Dataset records:

———

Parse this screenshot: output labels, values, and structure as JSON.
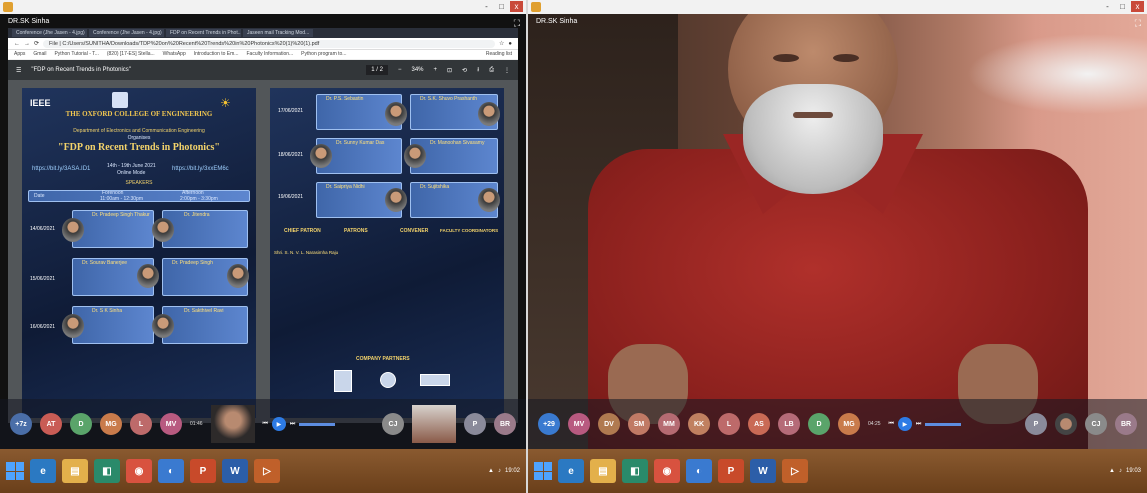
{
  "left": {
    "window_controls": [
      "-",
      "□",
      "x"
    ],
    "name_tag": "DR.SK Sinha",
    "browser": {
      "tabs": [
        "Conference (Jhe Jasen - 4.jpg)",
        "Conference (Jhe Jasen - 4.jpg)",
        "FDP on Recent Trends in Phot...",
        "Jaseen mail Tracking Mod..."
      ],
      "url": "File | C:/Users/SUNITHA/Downloads/TDP%20on%20Recent%20Trends%20in%20Photonics%20(1)%20(1).pdf",
      "bookmarks": [
        "Apps",
        "Gmail",
        "Python Tutorial - T...",
        "(820) [17-ES] Stella...",
        "WhatsApp",
        "Introduction to Em...",
        "Faculty Information...",
        "Python program to..."
      ],
      "reading_list": "Reading list",
      "pdf_title": "\"FDP on Recent Trends in Photonics\"",
      "page_counter": "1 / 2",
      "zoom": "34%",
      "page1": {
        "ieee": "IEEE",
        "college": "THE OXFORD COLLEGE OF ENGINEERING",
        "dept": "Department of Electronics and Communication Engineering",
        "organizes": "Organises",
        "fdp_title": "\"FDP on Recent Trends in Photonics\"",
        "dates": "14th - 19th June 2021",
        "mode": "Online Mode",
        "link_left": "https://bit.ly/3ASA.ID1",
        "link_right": "https://bit.ly/3xxEM6c",
        "speakers_label": "SPEAKERS",
        "session_left": "Forenoon",
        "session_left_time": "11:00am - 12:30pm",
        "session_right": "Afternoon",
        "session_right_time": "2:00pm - 3:30pm",
        "date_label": "Date",
        "rows": [
          "14/06/2021",
          "15/06/2021",
          "16/06/2021"
        ],
        "speakers": [
          "Dr. Pradeep Singh Thakur",
          "Dr. Jitendra",
          "Dr. Sourav Banerjee",
          "Dr. Pradeep Singh",
          "Dr. S K Sinha",
          "Dr. Sakthivel Ravi"
        ]
      },
      "page2": {
        "rows": [
          "17/06/2021",
          "18/06/2021",
          "19/06/2021"
        ],
        "speakers": [
          "Dr. P.S. Sebastin",
          "Dr. S.K. Shuvo Prashanth",
          "Dr. Sunny Kumar Das",
          "Dr. Manoohan Sivasamy",
          "Dr. Saipriya Nidhi",
          "Dr. Sujitshika"
        ],
        "chief_patron": "CHIEF PATRON",
        "patrons": "PATRONS",
        "convener": "CONVENER",
        "faculty_coordinators": "FACULTY COORDINATORS",
        "cp_name": "Shri. S. N. V. L. Narasimha Raju",
        "company_partners": "COMPANY PARTNERS"
      }
    },
    "participants": [
      {
        "label": "+7z",
        "color": "#4a6ea8"
      },
      {
        "label": "AT",
        "color": "#c95c55"
      },
      {
        "label": "D",
        "color": "#5aa46a"
      },
      {
        "label": "MG",
        "color": "#c97b4b"
      },
      {
        "label": "L",
        "color": "#bd6a6a"
      },
      {
        "label": "MV",
        "color": "#b85a80"
      }
    ],
    "right_participants": [
      {
        "label": "CJ",
        "color": "#8a8a8a"
      },
      {
        "label": "P",
        "color": "#8a8a9a"
      },
      {
        "label": "BR",
        "color": "#9a7a8a"
      }
    ],
    "time": "01:46"
  },
  "right": {
    "window_controls": [
      "-",
      "□",
      "x"
    ],
    "name_tag": "DR.SK Sinha",
    "participants": [
      {
        "label": "+29",
        "color": "#3a7ad0"
      },
      {
        "label": "MV",
        "color": "#b85a80"
      },
      {
        "label": "DV",
        "color": "#b07a50"
      },
      {
        "label": "SM",
        "color": "#c07a65"
      },
      {
        "label": "MM",
        "color": "#b56b72"
      },
      {
        "label": "KK",
        "color": "#c08060"
      },
      {
        "label": "L",
        "color": "#bd6a6a"
      },
      {
        "label": "AS",
        "color": "#c96a55"
      },
      {
        "label": "LB",
        "color": "#b56b78"
      },
      {
        "label": "D",
        "color": "#5aa46a"
      },
      {
        "label": "MG",
        "color": "#c97b4b"
      }
    ],
    "right_participants": [
      {
        "label": "P",
        "color": "#8a8a9a"
      },
      {
        "label": "CJ",
        "color": "#8a8a8a"
      },
      {
        "label": "BR",
        "color": "#9a7a8a"
      }
    ],
    "time": "04:25"
  },
  "taskbar": {
    "left_clock": "19:02",
    "right_clock": "19:03",
    "icons": [
      "ie-icon",
      "folder-icon",
      "store-icon",
      "chrome-icon",
      "edge-icon",
      "powerpoint-icon",
      "word-icon",
      "media-icon"
    ]
  }
}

———

> **SET EXERCISE**
Take the records above and transcribe them exactly, dropping every picture.

> **OUTPUT BELOW**
Parse this screenshot: output labels, values, and structure as JSON.
{
  "left": {
    "window_controls": [
      "-",
      "□",
      "x"
    ],
    "name_tag": "DR.SK Sinha",
    "browser": {
      "tabs": [
        "Conference (Jhe Jasen - 4.jpg)",
        "Conference (Jhe Jasen - 4.jpg)",
        "FDP on Recent Trends in Phot...",
        "Jaseen mail Tracking Mod..."
      ],
      "url": "File | C:/Users/SUNITHA/Downloads/TDP%20on%20Recent%20Trends%20in%20Photonics%20(1)%20(1).pdf",
      "bookmarks": [
        "Apps",
        "Gmail",
        "Python Tutorial - T...",
        "(820) [17-ES] Stella...",
        "WhatsApp",
        "Introduction to Em...",
        "Faculty Information...",
        "Python program to..."
      ],
      "reading_list": "Reading list",
      "pdf_title": "\"FDP on Recent Trends in Photonics\"",
      "page_counter": "1 / 2",
      "zoom": "34%",
      "page1": {
        "ieee": "IEEE",
        "college": "THE OXFORD COLLEGE OF ENGINEERING",
        "dept": "Department of Electronics and Communication Engineering",
        "organizes": "Organises",
        "fdp_title": "\"FDP on Recent Trends in Photonics\"",
        "dates": "14th - 19th June 2021",
        "mode": "Online Mode",
        "link_left": "https://bit.ly/3ASA.ID1",
        "link_right": "https://bit.ly/3xxEM6c",
        "speakers_label": "SPEAKERS",
        "session_left": "Forenoon",
        "session_left_time": "11:00am - 12:30pm",
        "session_right": "Afternoon",
        "session_right_time": "2:00pm - 3:30pm",
        "date_label": "Date",
        "rows": [
          "14/06/2021",
          "15/06/2021",
          "16/06/2021"
        ],
        "speakers": [
          "Dr. Pradeep Singh Thakur",
          "Dr. Jitendra",
          "Dr. Sourav Banerjee",
          "Dr. Pradeep Singh",
          "Dr. S K Sinha",
          "Dr. Sakthivel Ravi"
        ]
      },
      "page2": {
        "rows": [
          "17/06/2021",
          "18/06/2021",
          "19/06/2021"
        ],
        "speakers": [
          "Dr. P.S. Sebastin",
          "Dr. S.K. Shuvo Prashanth",
          "Dr. Sunny Kumar Das",
          "Dr. Manoohan Sivasamy",
          "Dr. Saipriya Nidhi",
          "Dr. Sujitshika"
        ],
        "chief_patron": "CHIEF PATRON",
        "patrons": "PATRONS",
        "convener": "CONVENER",
        "faculty_coordinators": "FACULTY COORDINATORS",
        "cp_name": "Shri. S. N. V. L. Narasimha Raju",
        "company_partners": "COMPANY PARTNERS"
      }
    },
    "participants": [
      {
        "label": "+7z",
        "color": "#4a6ea8"
      },
      {
        "label": "AT",
        "color": "#c95c55"
      },
      {
        "label": "D",
        "color": "#5aa46a"
      },
      {
        "label": "MG",
        "color": "#c97b4b"
      },
      {
        "label": "L",
        "color": "#bd6a6a"
      },
      {
        "label": "MV",
        "color": "#b85a80"
      }
    ],
    "right_participants": [
      {
        "label": "CJ",
        "color": "#8a8a8a"
      },
      {
        "label": "P",
        "color": "#8a8a9a"
      },
      {
        "label": "BR",
        "color": "#9a7a8a"
      }
    ],
    "time": "01:46"
  },
  "right": {
    "window_controls": [
      "-",
      "□",
      "x"
    ],
    "name_tag": "DR.SK Sinha",
    "participants": [
      {
        "label": "+29",
        "color": "#3a7ad0"
      },
      {
        "label": "MV",
        "color": "#b85a80"
      },
      {
        "label": "DV",
        "color": "#b07a50"
      },
      {
        "label": "SM",
        "color": "#c07a65"
      },
      {
        "label": "MM",
        "color": "#b56b72"
      },
      {
        "label": "KK",
        "color": "#c08060"
      },
      {
        "label": "L",
        "color": "#bd6a6a"
      },
      {
        "label": "AS",
        "color": "#c96a55"
      },
      {
        "label": "LB",
        "color": "#b56b78"
      },
      {
        "label": "D",
        "color": "#5aa46a"
      },
      {
        "label": "MG",
        "color": "#c97b4b"
      }
    ],
    "right_participants": [
      {
        "label": "P",
        "color": "#8a8a9a"
      },
      {
        "label": "CJ",
        "color": "#8a8a8a"
      },
      {
        "label": "BR",
        "color": "#9a7a8a"
      }
    ],
    "time": "04:25"
  },
  "taskbar": {
    "left_clock": "19:02",
    "right_clock": "19:03",
    "icons": [
      "ie-icon",
      "folder-icon",
      "store-icon",
      "chrome-icon",
      "edge-icon",
      "powerpoint-icon",
      "word-icon",
      "media-icon"
    ]
  }
}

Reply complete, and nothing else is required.